Dataset items
○ ○ ○ ○

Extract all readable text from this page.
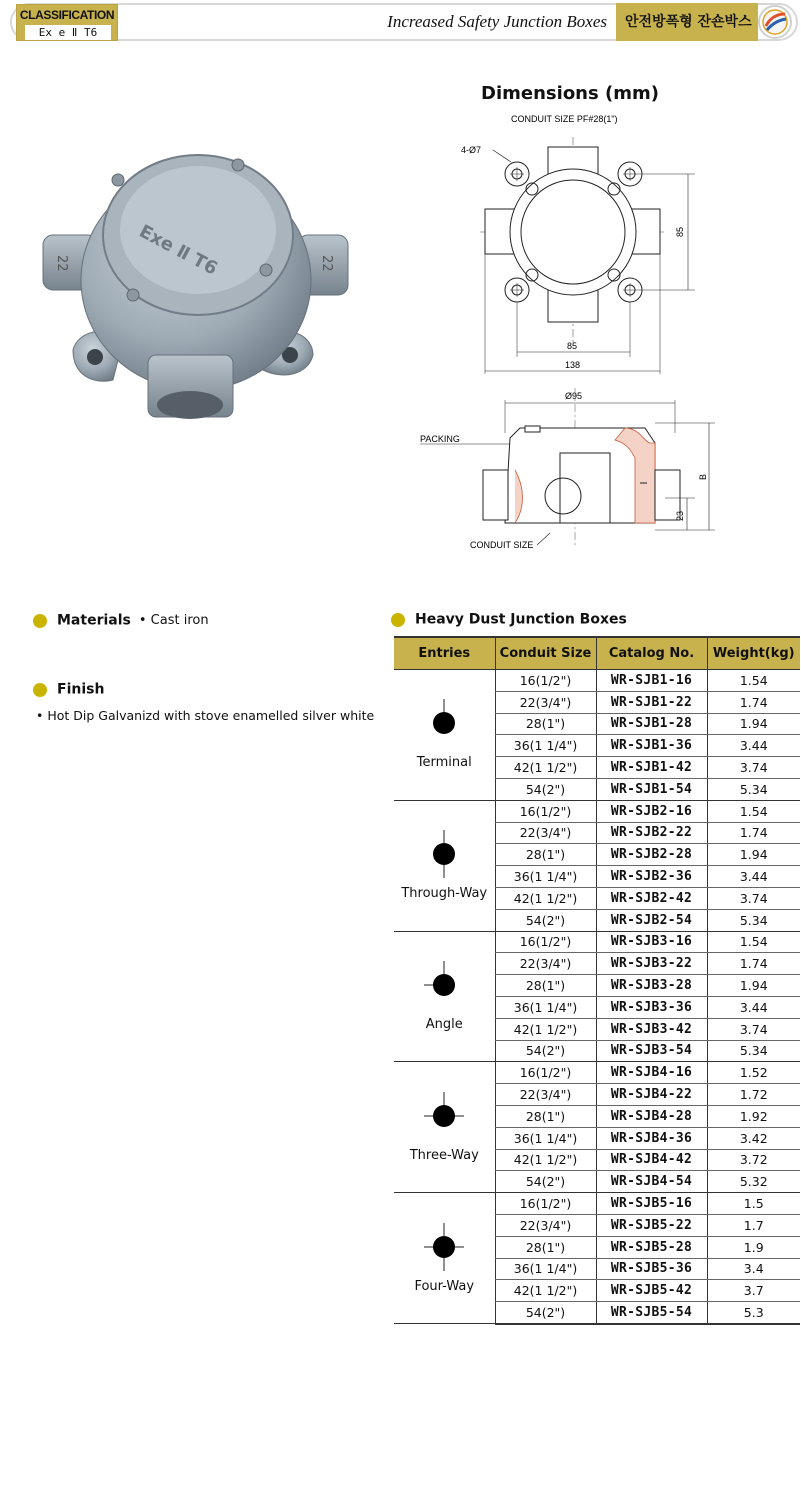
CLASSIFICATION
Ex e Ⅱ T6
Increased Safety Junction Boxes	안전방폭형 잔숀박스
Dimensions (mm)
22	22
Exe Ⅱ T6
CONDUIT SIZE PF#28(1")
4-Ø7
85
85
138
Ø95
PACKING
B
23
CONDUIT SIZE
Materials • Cast iron
Finish
• Hot Dip Galvanizd with stove enamelled silver white
Heavy Dust Junction Boxes
Entries	Conduit Size	Catalog No.	Weight(kg)

Terminal	16(1/2")	WR-SJB1-16	1.54
	22(3/4")	WR-SJB1-22	1.74
	28(1")	WR-SJB1-28	1.94
	36(1 1/4")	WR-SJB1-36	3.44
	42(1 1/2")	WR-SJB1-42	3.74
	54(2")	WR-SJB1-54	5.34

Through-Way	16(1/2")	WR-SJB2-16	1.54
	22(3/4")	WR-SJB2-22	1.74
	28(1")	WR-SJB2-28	1.94
	36(1 1/4")	WR-SJB2-36	3.44
	42(1 1/2")	WR-SJB2-42	3.74
	54(2")	WR-SJB2-54	5.34

Angle	16(1/2")	WR-SJB3-16	1.54
	22(3/4")	WR-SJB3-22	1.74
	28(1")	WR-SJB3-28	1.94
	36(1 1/4")	WR-SJB3-36	3.44
	42(1 1/2")	WR-SJB3-42	3.74
	54(2")	WR-SJB3-54	5.34

Three-Way	16(1/2")	WR-SJB4-16	1.52
	22(3/4")	WR-SJB4-22	1.72
	28(1")	WR-SJB4-28	1.92
	36(1 1/4")	WR-SJB4-36	3.42
	42(1 1/2")	WR-SJB4-42	3.72
	54(2")	WR-SJB4-54	5.32

Four-Way	16(1/2")	WR-SJB5-16	1.5
	22(3/4")	WR-SJB5-22	1.7
	28(1")	WR-SJB5-28	1.9
	36(1 1/4")	WR-SJB5-36	3.4
	42(1 1/2")	WR-SJB5-42	3.7
	54(2")	WR-SJB5-54	5.3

○ ○ ○ ○

* GIVEN EXERCISE *
Repeat the entries exactly. Pictures are excluded from the copy.

* WORKED ANSWER *
Extract all readable text from this page.
CLASSIFICATION
Ex e Ⅱ T6
Increased Safety Junction Boxes	안전방폭형 잔숀박스
Dimensions (mm)
22	22
Exe Ⅱ T6
CONDUIT SIZE PF#28(1")
4-Ø7
85
85
138
Ø95
PACKING
B
23
CONDUIT SIZE
Materials • Cast iron
Finish
• Hot Dip Galvanizd with stove enamelled silver white
Heavy Dust Junction Boxes
Entries	Conduit Size	Catalog No.	Weight(kg)

Terminal	16(1/2")	WR-SJB1-16	1.54
	22(3/4")	WR-SJB1-22	1.74
	28(1")	WR-SJB1-28	1.94
	36(1 1/4")	WR-SJB1-36	3.44
	42(1 1/2")	WR-SJB1-42	3.74
	54(2")	WR-SJB1-54	5.34

Through-Way	16(1/2")	WR-SJB2-16	1.54
	22(3/4")	WR-SJB2-22	1.74
	28(1")	WR-SJB2-28	1.94
	36(1 1/4")	WR-SJB2-36	3.44
	42(1 1/2")	WR-SJB2-42	3.74
	54(2")	WR-SJB2-54	5.34

Angle	16(1/2")	WR-SJB3-16	1.54
	22(3/4")	WR-SJB3-22	1.74
	28(1")	WR-SJB3-28	1.94
	36(1 1/4")	WR-SJB3-36	3.44
	42(1 1/2")	WR-SJB3-42	3.74
	54(2")	WR-SJB3-54	5.34

Three-Way	16(1/2")	WR-SJB4-16	1.52
	22(3/4")	WR-SJB4-22	1.72
	28(1")	WR-SJB4-28	1.92
	36(1 1/4")	WR-SJB4-36	3.42
	42(1 1/2")	WR-SJB4-42	3.72
	54(2")	WR-SJB4-54	5.32

Four-Way	16(1/2")	WR-SJB5-16	1.5
	22(3/4")	WR-SJB5-22	1.7
	28(1")	WR-SJB5-28	1.9
	36(1 1/4")	WR-SJB5-36	3.4
	42(1 1/2")	WR-SJB5-42	3.7
	54(2")	WR-SJB5-54	5.3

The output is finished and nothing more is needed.